WHAT YOU WILL DO: Pictures do not belong in the copy; transcribe everything else in the records exactly.

**** INPUT RECORDS ****

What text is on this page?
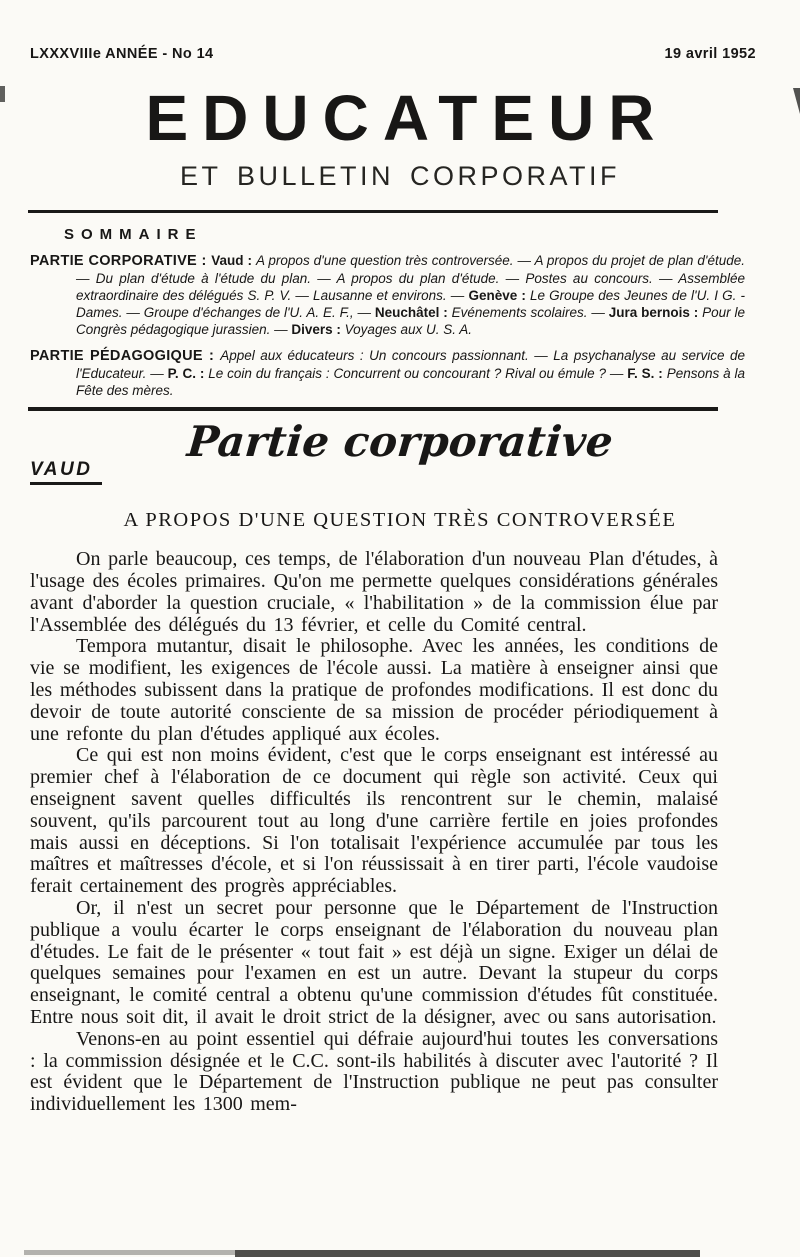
LXXXVIIIe ANNÉE - No 14	19 avril 1952
EDUCATEUR
ET BULLETIN CORPORATIF
SOMMAIRE

PARTIE CORPORATIVE : Vaud : A propos d'une question très controversée. — A propos du projet de plan d'étude. — Du plan d'étude à l'étude du plan. — A propos du plan d'étude. — Postes au concours. — Assemblée extraordinaire des délégués S. P. V. — Lausanne et environs. — Genève : Le Groupe des Jeunes de l'U. I G. - Dames. — Groupe d'échanges de l'U. A. E. F., — Neuchâtel : Evénements scolaires. — Jura bernois : Pour le Congrès pédagogique jurassien. — Divers : Voyages aux U. S. A.

PARTIE PÉDAGOGIQUE : Appel aux éducateurs : Un concours passionnant. — La psychanalyse au service de l'Educateur. — P. C. : Le coin du français : Concurrent ou concourant ? Rival ou émule ? — F. S. : Pensons à la Fête des mères.

Partie corporative
VAUD
A PROPOS D'UNE QUESTION TRÈS CONTROVERSÉE

On parle beaucoup, ces temps, de l'élaboration d'un nouveau Plan d'études, à l'usage des écoles primaires. Qu'on me permette quelques considérations générales avant d'aborder la question cruciale, « l'habilitation » de la commission élue par l'Assemblée des délégués du 13 février, et celle du Comité central.

Tempora mutantur, disait le philosophe. Avec les années, les conditions de vie se modifient, les exigences de l'école aussi. La matière à enseigner ainsi que les méthodes subissent dans la pratique de profondes modifications. Il est donc du devoir de toute autorité consciente de sa mission de procéder périodiquement à une refonte du plan d'études appliqué aux écoles.

Ce qui est non moins évident, c'est que le corps enseignant est intéressé au premier chef à l'élaboration de ce document qui règle son activité. Ceux qui enseignent savent quelles difficultés ils rencontrent sur le chemin, malaisé souvent, qu'ils parcourent tout au long d'une carrière fertile en joies profondes mais aussi en déceptions. Si l'on totalisait l'expérience accumulée par tous les maîtres et maîtresses d'école, et si l'on réussissait à en tirer parti, l'école vaudoise ferait certainement des progrès appréciables.

Or, il n'est un secret pour personne que le Département de l'Instruction publique a voulu écarter le corps enseignant de l'élaboration du nouveau plan d'études. Le fait de le présenter « tout fait » est déjà un signe. Exiger un délai de quelques semaines pour l'examen en est un autre. Devant la stupeur du corps enseignant, le comité central a obtenu qu'une commission d'études fût constituée. Entre nous soit dit, il avait le droit strict de la désigner, avec ou sans autorisation.

Venons-en au point essentiel qui défraie aujourd'hui toutes les conversations : la commission désignée et le C.C. sont-ils habilités à discuter avec l'autorité ? Il est évident que le Département de l'Instruction publique ne peut pas consulter individuellement les 1300 mem-
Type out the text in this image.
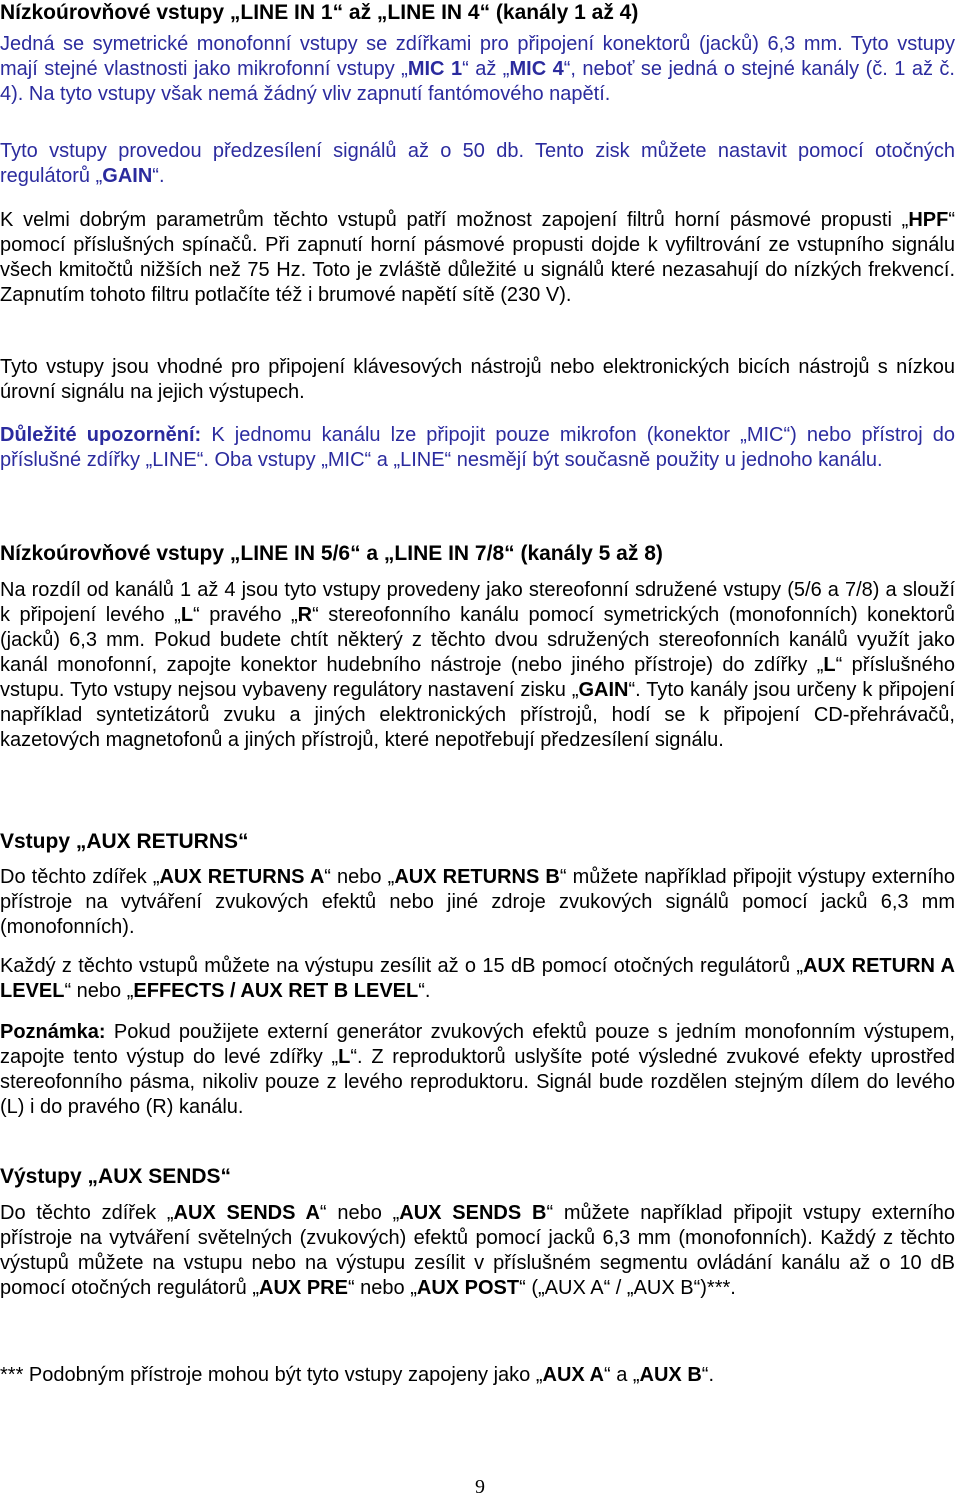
Nízkoúrovňové vstupy „LINE IN 1“ až „LINE IN 4“ (kanály 1 až 4)

Jedná se symetrické monofonní vstupy se zdířkami pro připojení konektorů (jacků) 6,3 mm. Tyto vstupy mají stejné vlastnosti jako mikrofonní vstupy „MIC 1“ až „MIC 4“, neboť se jedná o stejné kanály (č. 1 až č. 4). Na tyto vstupy však nemá žádný vliv zapnutí fantómového napětí.

Tyto vstupy provedou předzesílení signálů až o 50 db. Tento zisk můžete nastavit pomocí otočných regulátorů „GAIN“.

K velmi dobrým parametrům těchto vstupů patří možnost zapojení filtrů horní pásmové propusti „HPF“ pomocí příslušných spínačů. Při zapnutí horní pásmové propusti dojde k vyfiltrování ze vstupního signálu všech kmitočtů nižších než 75 Hz. Toto je zvláště důležité u signálů které nezasahují do nízkých frekvencí. Zapnutím tohoto filtru potlačíte též i brumové napětí sítě (230 V).

Tyto vstupy jsou vhodné pro připojení klávesových nástrojů nebo elektronických bicích nástrojů s nízkou úrovní signálu na jejich výstupech.

Důležité upozornění: K jednomu kanálu lze připojit pouze mikrofon (konektor „MIC“) nebo přístroj do příslušné zdířky „LINE“. Oba vstupy „MIC“ a „LINE“ nesmějí být současně použity u jednoho kanálu.

Nízkoúrovňové vstupy „LINE IN 5/6“ a „LINE IN 7/8“ (kanály 5 až 8)

Na rozdíl od kanálů 1 až 4 jsou tyto vstupy provedeny jako stereofonní sdružené vstupy (5/6 a 7/8) a slouží k připojení levého „L“ pravého „R“ stereofonního kanálu pomocí symetrických (monofonních) konektorů (jacků) 6,3 mm. Pokud budete chtít některý z těchto dvou sdružených stereofonních kanálů využít jako kanál monofonní, zapojte konektor hudebního nástroje (nebo jiného přístroje) do zdířky „L“ příslušného vstupu. Tyto vstupy nejsou vybaveny regulátory nastavení zisku „GAIN“. Tyto kanály jsou určeny k připojení například syntetizátorů zvuku a jiných elektronických přístrojů, hodí se k připojení CD-přehrávačů, kazetových magnetofonů a jiných přístrojů, které nepotřebují předzesílení signálu.

Vstupy „AUX RETURNS“

Do těchto zdířek „AUX RETURNS A“ nebo „AUX RETURNS B“ můžete například připojit výstupy externího přístroje na vytváření zvukových efektů nebo jiné zdroje zvukových signálů pomocí jacků 6,3 mm (monofonních).

Každý z těchto vstupů můžete na výstupu zesílit až o 15 dB pomocí otočných regulátorů „AUX RETURN A LEVEL“ nebo „EFFECTS / AUX RET B LEVEL“.

Poznámka: Pokud použijete externí generátor zvukových efektů pouze s jedním monofonním výstupem, zapojte tento výstup do levé zdířky „L“. Z reproduktorů uslyšíte poté výsledné zvukové efekty uprostřed stereofonního pásma, nikoliv pouze z levého reproduktoru. Signál bude rozdělen stejným dílem do levého (L) i do pravého (R) kanálu.

Výstupy „AUX SENDS“

Do těchto zdířek „AUX SENDS A“ nebo „AUX SENDS B“ můžete například připojit vstupy externího přístroje na vytváření světelných (zvukových) efektů pomocí jacků 6,3 mm (monofonních). Každý z těchto výstupů můžete na vstupu nebo na výstupu zesílit v příslušném segmentu ovládání kanálu až o 10 dB pomocí otočných regulátorů „AUX PRE“ nebo „AUX POST“ („AUX A“ / „AUX B“)***.

*** Podobným přístroje mohou být tyto vstupy zapojeny jako „AUX A“ a „AUX B“.

9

****

SOLUTION FOR THIS EXERCISE:
What text is on this page?
LXXXVIIIe ANNÉE - No 14	19 avril 1952
EDUCATEUR
ET BULLETIN CORPORATIF
SOMMAIRE

PARTIE CORPORATIVE : Vaud : A propos d'une question très controversée. — A propos du projet de plan d'étude. — Du plan d'étude à l'étude du plan. — A propos du plan d'étude. — Postes au concours. — Assemblée extraordinaire des délégués S. P. V. — Lausanne et environs. — Genève : Le Groupe des Jeunes de l'U. I G. - Dames. — Groupe d'échanges de l'U. A. E. F., — Neuchâtel : Evénements scolaires. — Jura bernois : Pour le Congrès pédagogique jurassien. — Divers : Voyages aux U. S. A.

PARTIE PÉDAGOGIQUE : Appel aux éducateurs : Un concours passionnant. — La psychanalyse au service de l'Educateur. — P. C. : Le coin du français : Concurrent ou concourant ? Rival ou émule ? — F. S. : Pensons à la Fête des mères.

Partie corporative
VAUD
A PROPOS D'UNE QUESTION TRÈS CONTROVERSÉE

On parle beaucoup, ces temps, de l'élaboration d'un nouveau Plan d'études, à l'usage des écoles primaires. Qu'on me permette quelques considérations générales avant d'aborder la question cruciale, « l'habilitation » de la commission élue par l'Assemblée des délégués du 13 février, et celle du Comité central.

Tempora mutantur, disait le philosophe. Avec les années, les conditions de vie se modifient, les exigences de l'école aussi. La matière à enseigner ainsi que les méthodes subissent dans la pratique de profondes modifications. Il est donc du devoir de toute autorité consciente de sa mission de procéder périodiquement à une refonte du plan d'études appliqué aux écoles.

Ce qui est non moins évident, c'est que le corps enseignant est intéressé au premier chef à l'élaboration de ce document qui règle son activité. Ceux qui enseignent savent quelles difficultés ils rencontrent sur le chemin, malaisé souvent, qu'ils parcourent tout au long d'une carrière fertile en joies profondes mais aussi en déceptions. Si l'on totalisait l'expérience accumulée par tous les maîtres et maîtresses d'école, et si l'on réussissait à en tirer parti, l'école vaudoise ferait certainement des progrès appréciables.

Or, il n'est un secret pour personne que le Département de l'Instruction publique a voulu écarter le corps enseignant de l'élaboration du nouveau plan d'études. Le fait de le présenter « tout fait » est déjà un signe. Exiger un délai de quelques semaines pour l'examen en est un autre. Devant la stupeur du corps enseignant, le comité central a obtenu qu'une commission d'études fût constituée. Entre nous soit dit, il avait le droit strict de la désigner, avec ou sans autorisation.

Venons-en au point essentiel qui défraie aujourd'hui toutes les conversations : la commission désignée et le C.C. sont-ils habilités à discuter avec l'autorité ? Il est évident que le Département de l'Instruction publique ne peut pas consulter individuellement les 1300 mem-
Type out the text in this image.
Nízkoúrovňové vstupy „LINE IN 1“ až „LINE IN 4“ (kanály 1 až 4)

Jedná se symetrické monofonní vstupy se zdířkami pro připojení konektorů (jacků) 6,3 mm. Tyto vstupy mají stejné vlastnosti jako mikrofonní vstupy „MIC 1“ až „MIC 4“, neboť se jedná o stejné kanály (č. 1 až č. 4). Na tyto vstupy však nemá žádný vliv zapnutí fantómového napětí.

Tyto vstupy provedou předzesílení signálů až o 50 db. Tento zisk můžete nastavit pomocí otočných regulátorů „GAIN“.

K velmi dobrým parametrům těchto vstupů patří možnost zapojení filtrů horní pásmové propusti „HPF“ pomocí příslušných spínačů. Při zapnutí horní pásmové propusti dojde k vyfiltrování ze vstupního signálu všech kmitočtů nižších než 75 Hz. Toto je zvláště důležité u signálů které nezasahují do nízkých frekvencí. Zapnutím tohoto filtru potlačíte též i brumové napětí sítě (230 V).

Tyto vstupy jsou vhodné pro připojení klávesových nástrojů nebo elektronických bicích nástrojů s nízkou úrovní signálu na jejich výstupech.

Důležité upozornění: K jednomu kanálu lze připojit pouze mikrofon (konektor „MIC“) nebo přístroj do příslušné zdířky „LINE“. Oba vstupy „MIC“ a „LINE“ nesmějí být současně použity u jednoho kanálu.

Nízkoúrovňové vstupy „LINE IN 5/6“ a „LINE IN 7/8“ (kanály 5 až 8)

Na rozdíl od kanálů 1 až 4 jsou tyto vstupy provedeny jako stereofonní sdružené vstupy (5/6 a 7/8) a slouží k připojení levého „L“ pravého „R“ stereofonního kanálu pomocí symetrických (monofonních) konektorů (jacků) 6,3 mm. Pokud budete chtít některý z těchto dvou sdružených stereofonních kanálů využít jako kanál monofonní, zapojte konektor hudebního nástroje (nebo jiného přístroje) do zdířky „L“ příslušného vstupu. Tyto vstupy nejsou vybaveny regulátory nastavení zisku „GAIN“. Tyto kanály jsou určeny k připojení například syntetizátorů zvuku a jiných elektronických přístrojů, hodí se k připojení CD-přehrávačů, kazetových magnetofonů a jiných přístrojů, které nepotřebují předzesílení signálu.

Vstupy „AUX RETURNS“

Do těchto zdířek „AUX RETURNS A“ nebo „AUX RETURNS B“ můžete například připojit výstupy externího přístroje na vytváření zvukových efektů nebo jiné zdroje zvukových signálů pomocí jacků 6,3 mm (monofonních).

Každý z těchto vstupů můžete na výstupu zesílit až o 15 dB pomocí otočných regulátorů „AUX RETURN A LEVEL“ nebo „EFFECTS / AUX RET B LEVEL“.

Poznámka: Pokud použijete externí generátor zvukových efektů pouze s jedním monofonním výstupem, zapojte tento výstup do levé zdířky „L“. Z reproduktorů uslyšíte poté výsledné zvukové efekty uprostřed stereofonního pásma, nikoliv pouze z levého reproduktoru. Signál bude rozdělen stejným dílem do levého (L) i do pravého (R) kanálu.

Výstupy „AUX SENDS“

Do těchto zdířek „AUX SENDS A“ nebo „AUX SENDS B“ můžete například připojit vstupy externího přístroje na vytváření světelných (zvukových) efektů pomocí jacků 6,3 mm (monofonních). Každý z těchto výstupů můžete na vstupu nebo na výstupu zesílit v příslušném segmentu ovládání kanálu až o 10 dB pomocí otočných regulátorů „AUX PRE“ nebo „AUX POST“ („AUX A“ / „AUX B“)***.

*** Podobným přístroje mohou být tyto vstupy zapojeny jako „AUX A“ a „AUX B“.

9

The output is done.